Instruction:
Gather all lines in the entries that include the word "HELIX".

[BEGIN Input]

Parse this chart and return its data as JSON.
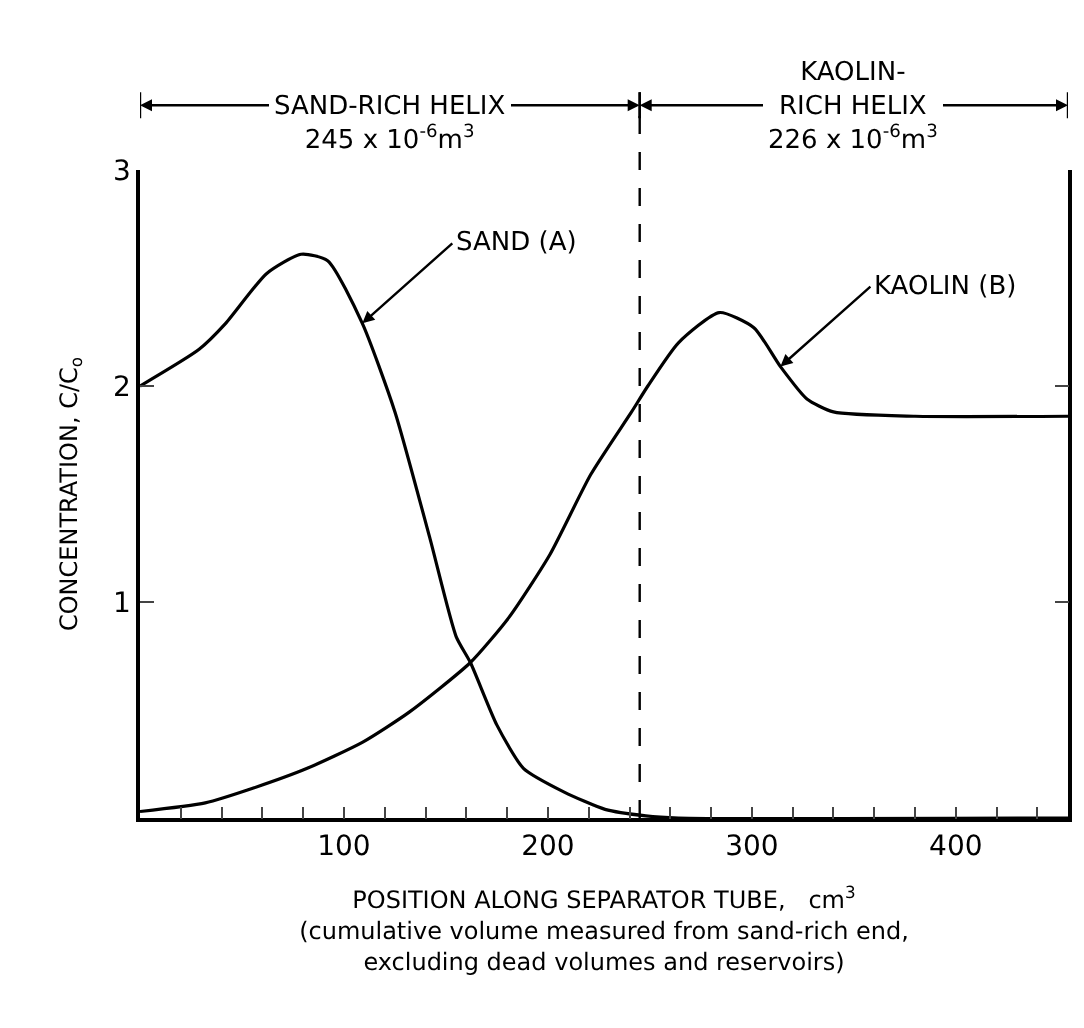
{
  "chart_data": {
    "type": "line",
    "xlabel": "POSITION ALONG SEPARATOR TUBE,   cm$^{3}$\n(cumulative volume measured from sand-rich end,\nexcluding dead volumes and reservoirs)",
    "ylabel": "CONCENTRATION, C/C$_{o}$",
    "series": [
      {
        "name": "SAND (A)",
        "color": "#000000",
        "x": [
          0,
          29,
          42,
          62,
          79,
          92,
          109,
          125,
          142,
          155,
          162,
          175,
          188,
          208,
          228,
          248,
          264,
          455
        ],
        "values": [
          2.0,
          2.17,
          2.29,
          2.52,
          2.61,
          2.58,
          2.29,
          1.88,
          1.3,
          0.84,
          0.72,
          0.43,
          0.23,
          0.12,
          0.04,
          0.01,
          0.0,
          0.0
        ]
      },
      {
        "name": "KAOLIN (B)",
        "color": "#000000",
        "x": [
          0,
          32,
          56,
          82,
          109,
          132,
          162,
          181,
          201,
          221,
          241,
          249,
          264,
          284,
          301,
          314,
          327,
          340,
          380,
          455
        ],
        "values": [
          0.03,
          0.07,
          0.14,
          0.23,
          0.35,
          0.49,
          0.72,
          0.93,
          1.22,
          1.59,
          1.88,
          2.0,
          2.2,
          2.34,
          2.27,
          2.09,
          1.94,
          1.88,
          1.86,
          1.86
        ]
      }
    ],
    "xlim": [
      0,
      455
    ],
    "ylim": [
      0,
      3
    ],
    "xticks": [
      {
        "value": 0,
        "label": null
      },
      {
        "value": 20,
        "label": null
      },
      {
        "value": 40,
        "label": null
      },
      {
        "value": 60,
        "label": null
      },
      {
        "value": 80,
        "label": null
      },
      100,
      {
        "value": 120,
        "label": null
      },
      {
        "value": 140,
        "label": null
      },
      {
        "value": 160,
        "label": null
      },
      {
        "value": 180,
        "label": null
      },
      200,
      {
        "value": 220,
        "label": null
      },
      {
        "value": 240,
        "label": null
      },
      {
        "value": 260,
        "label": null
      },
      {
        "value": 280,
        "label": null
      },
      300,
      {
        "value": 320,
        "label": null
      },
      {
        "value": 340,
        "label": null
      },
      {
        "value": 360,
        "label": null
      },
      {
        "value": 380,
        "label": null
      },
      400,
      {
        "value": 420,
        "label": null
      },
      {
        "value": 440,
        "label": null
      }
    ],
    "yticks": [
      {
        "value": 0,
        "label": null
      },
      1,
      2,
      3
    ],
    "ref_lines": [
      {
        "axis": "x",
        "value": 245,
        "label": null,
        "line_style": "dashed",
        "color": "#000000"
      }
    ],
    "annotations": [
      "SAND-RICH HELIX\n245 x 10$^{-6}$m$^{3}$",
      "KAOLIN-\nRICH HELIX\n226 x 10$^{-6}$m$^{3}$"
    ],
    "grid": false,
    "legend": false,
    "line_style": "solid",
    "marker": "none"
  }
}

[END Input]

Final answer:
      "SAND-RICH HELIX\n245 x 10$^{-6}$m$^{3}$",
      "KAOLIN-\nRICH HELIX\n226 x 10$^{-6}$m$^{3}$"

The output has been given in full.